====== Provided data ======
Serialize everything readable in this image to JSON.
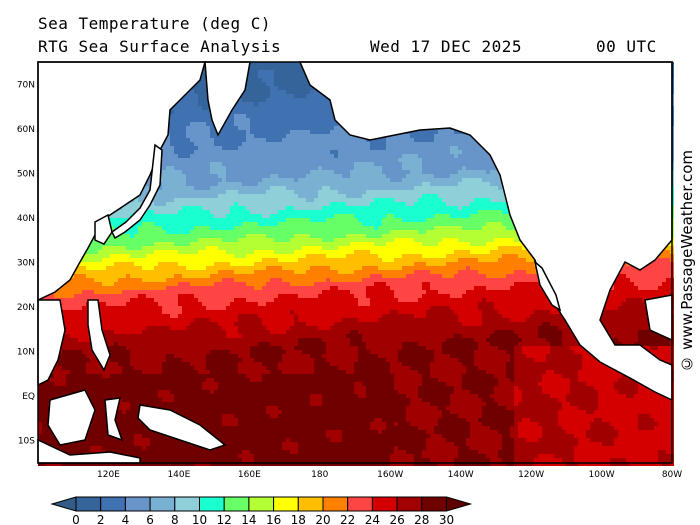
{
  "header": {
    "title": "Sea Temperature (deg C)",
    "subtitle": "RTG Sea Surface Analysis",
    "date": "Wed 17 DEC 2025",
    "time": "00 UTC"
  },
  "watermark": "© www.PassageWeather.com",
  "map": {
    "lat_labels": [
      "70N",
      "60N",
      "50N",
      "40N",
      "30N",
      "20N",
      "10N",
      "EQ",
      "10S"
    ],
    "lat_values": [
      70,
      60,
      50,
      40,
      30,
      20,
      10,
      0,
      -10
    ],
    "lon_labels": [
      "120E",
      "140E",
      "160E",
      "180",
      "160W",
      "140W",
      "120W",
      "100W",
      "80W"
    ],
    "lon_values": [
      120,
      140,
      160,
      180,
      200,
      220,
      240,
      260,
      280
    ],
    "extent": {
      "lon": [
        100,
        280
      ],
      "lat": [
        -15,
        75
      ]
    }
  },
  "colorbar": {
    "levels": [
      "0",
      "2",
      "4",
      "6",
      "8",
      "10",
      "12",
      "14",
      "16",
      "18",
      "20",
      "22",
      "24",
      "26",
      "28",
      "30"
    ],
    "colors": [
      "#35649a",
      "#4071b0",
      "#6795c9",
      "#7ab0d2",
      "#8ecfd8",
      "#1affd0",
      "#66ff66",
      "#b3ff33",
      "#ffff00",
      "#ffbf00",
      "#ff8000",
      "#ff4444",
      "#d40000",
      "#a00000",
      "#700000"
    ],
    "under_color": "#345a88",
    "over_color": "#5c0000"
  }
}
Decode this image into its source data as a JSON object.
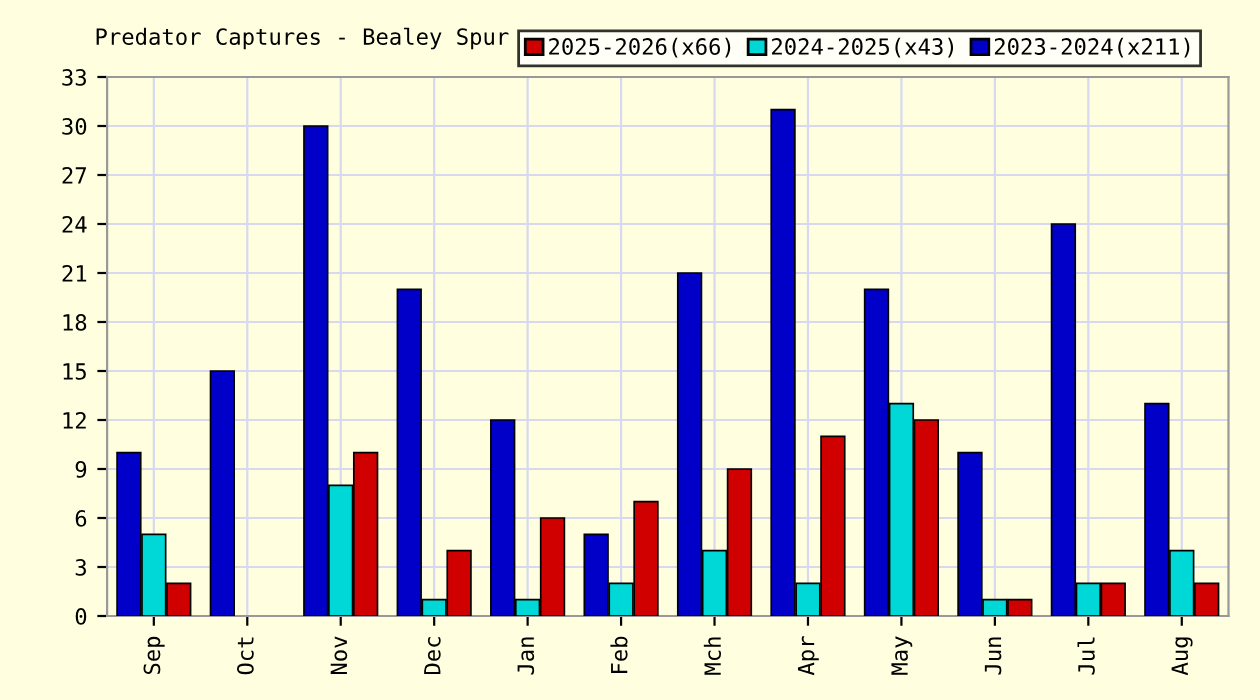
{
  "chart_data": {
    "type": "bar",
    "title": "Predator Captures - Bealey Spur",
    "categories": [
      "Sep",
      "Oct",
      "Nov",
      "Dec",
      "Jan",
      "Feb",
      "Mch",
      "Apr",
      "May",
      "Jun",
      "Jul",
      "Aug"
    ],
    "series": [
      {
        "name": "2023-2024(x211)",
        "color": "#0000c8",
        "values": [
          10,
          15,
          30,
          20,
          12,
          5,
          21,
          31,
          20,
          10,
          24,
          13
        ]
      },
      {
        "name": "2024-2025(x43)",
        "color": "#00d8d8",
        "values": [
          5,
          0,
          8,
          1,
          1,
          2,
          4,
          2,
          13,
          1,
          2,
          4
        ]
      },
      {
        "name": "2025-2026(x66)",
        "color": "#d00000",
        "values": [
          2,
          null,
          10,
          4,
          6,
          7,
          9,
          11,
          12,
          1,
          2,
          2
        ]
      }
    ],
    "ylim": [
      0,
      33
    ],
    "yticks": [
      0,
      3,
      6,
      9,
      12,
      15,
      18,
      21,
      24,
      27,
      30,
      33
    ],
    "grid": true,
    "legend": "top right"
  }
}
======
▶ [Exercise aim] From the entries, copy out each line containing the word "image".

▶ [Solution for this exercise]
Serialize everything readable in this image to JSON.
Decode this image into its source data as a JSON object.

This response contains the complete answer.